Listing =
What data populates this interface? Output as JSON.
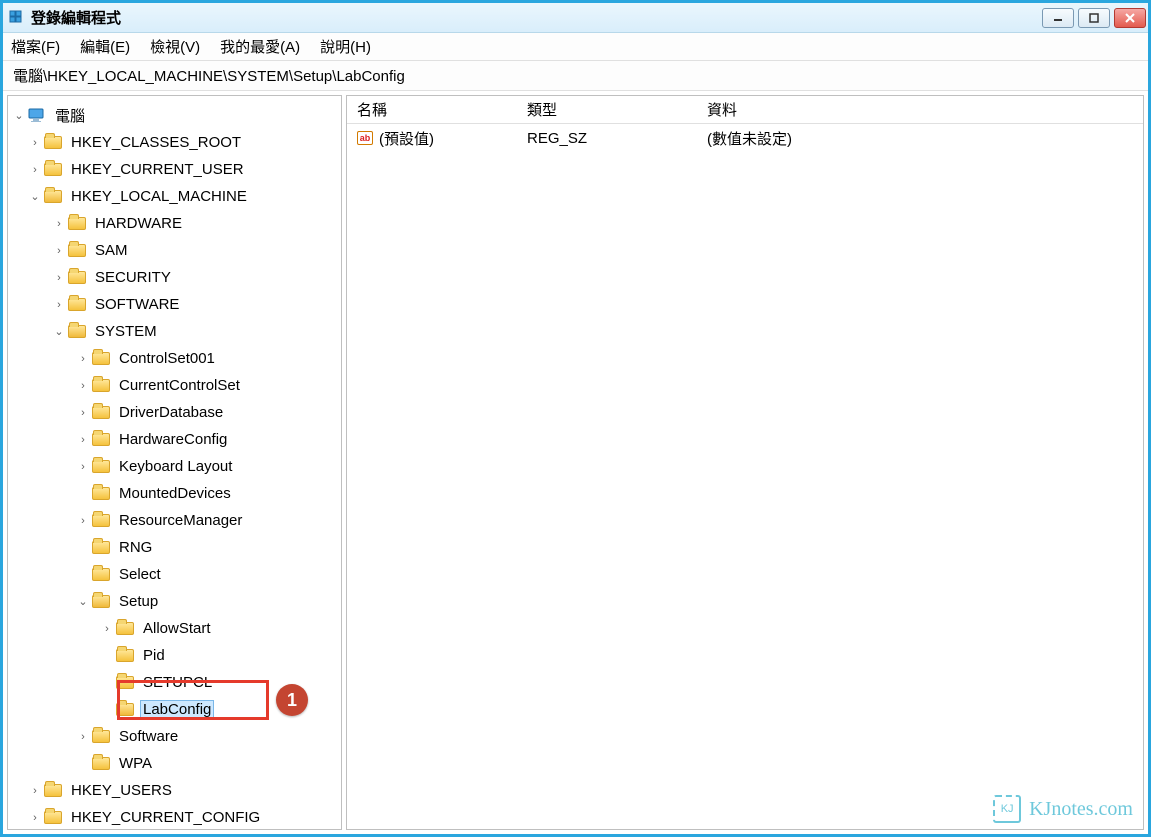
{
  "window": {
    "title": "登錄編輯程式"
  },
  "menu": {
    "file": "檔案(F)",
    "edit": "編輯(E)",
    "view": "檢視(V)",
    "favorites": "我的最愛(A)",
    "help": "說明(H)"
  },
  "path": "電腦\\HKEY_LOCAL_MACHINE\\SYSTEM\\Setup\\LabConfig",
  "columns": {
    "name": "名稱",
    "type": "類型",
    "data": "資料"
  },
  "rows": [
    {
      "name": "(預設值)",
      "type": "REG_SZ",
      "data": "(數值未設定)"
    }
  ],
  "tree": {
    "root": "電腦",
    "hives": {
      "hkcr": "HKEY_CLASSES_ROOT",
      "hkcu": "HKEY_CURRENT_USER",
      "hklm": "HKEY_LOCAL_MACHINE",
      "hku": "HKEY_USERS",
      "hkcc": "HKEY_CURRENT_CONFIG"
    },
    "hklm": {
      "hardware": "HARDWARE",
      "sam": "SAM",
      "security": "SECURITY",
      "software": "SOFTWARE",
      "system": "SYSTEM"
    },
    "system": {
      "cs001": "ControlSet001",
      "ccs": "CurrentControlSet",
      "drvdb": "DriverDatabase",
      "hwcfg": "HardwareConfig",
      "kbl": "Keyboard Layout",
      "md": "MountedDevices",
      "rm": "ResourceManager",
      "rng": "RNG",
      "select": "Select",
      "setup": "Setup",
      "soft": "Software",
      "wpa": "WPA"
    },
    "setup": {
      "allowstart": "AllowStart",
      "pid": "Pid",
      "setupcl": "SETUPCL",
      "labconfig": "LabConfig"
    }
  },
  "annotation": {
    "badge": "1"
  },
  "watermark": "KJnotes.com"
}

Requirements = An exact transcription of all the entries is required, without the pictures.

Task output =
What data populates this interface? Output as JSON.
{
  "window": {
    "title": "登錄編輯程式"
  },
  "menu": {
    "file": "檔案(F)",
    "edit": "編輯(E)",
    "view": "檢視(V)",
    "favorites": "我的最愛(A)",
    "help": "說明(H)"
  },
  "path": "電腦\\HKEY_LOCAL_MACHINE\\SYSTEM\\Setup\\LabConfig",
  "columns": {
    "name": "名稱",
    "type": "類型",
    "data": "資料"
  },
  "rows": [
    {
      "name": "(預設值)",
      "type": "REG_SZ",
      "data": "(數值未設定)"
    }
  ],
  "tree": {
    "root": "電腦",
    "hives": {
      "hkcr": "HKEY_CLASSES_ROOT",
      "hkcu": "HKEY_CURRENT_USER",
      "hklm": "HKEY_LOCAL_MACHINE",
      "hku": "HKEY_USERS",
      "hkcc": "HKEY_CURRENT_CONFIG"
    },
    "hklm": {
      "hardware": "HARDWARE",
      "sam": "SAM",
      "security": "SECURITY",
      "software": "SOFTWARE",
      "system": "SYSTEM"
    },
    "system": {
      "cs001": "ControlSet001",
      "ccs": "CurrentControlSet",
      "drvdb": "DriverDatabase",
      "hwcfg": "HardwareConfig",
      "kbl": "Keyboard Layout",
      "md": "MountedDevices",
      "rm": "ResourceManager",
      "rng": "RNG",
      "select": "Select",
      "setup": "Setup",
      "soft": "Software",
      "wpa": "WPA"
    },
    "setup": {
      "allowstart": "AllowStart",
      "pid": "Pid",
      "setupcl": "SETUPCL",
      "labconfig": "LabConfig"
    }
  },
  "annotation": {
    "badge": "1"
  },
  "watermark": "KJnotes.com"
}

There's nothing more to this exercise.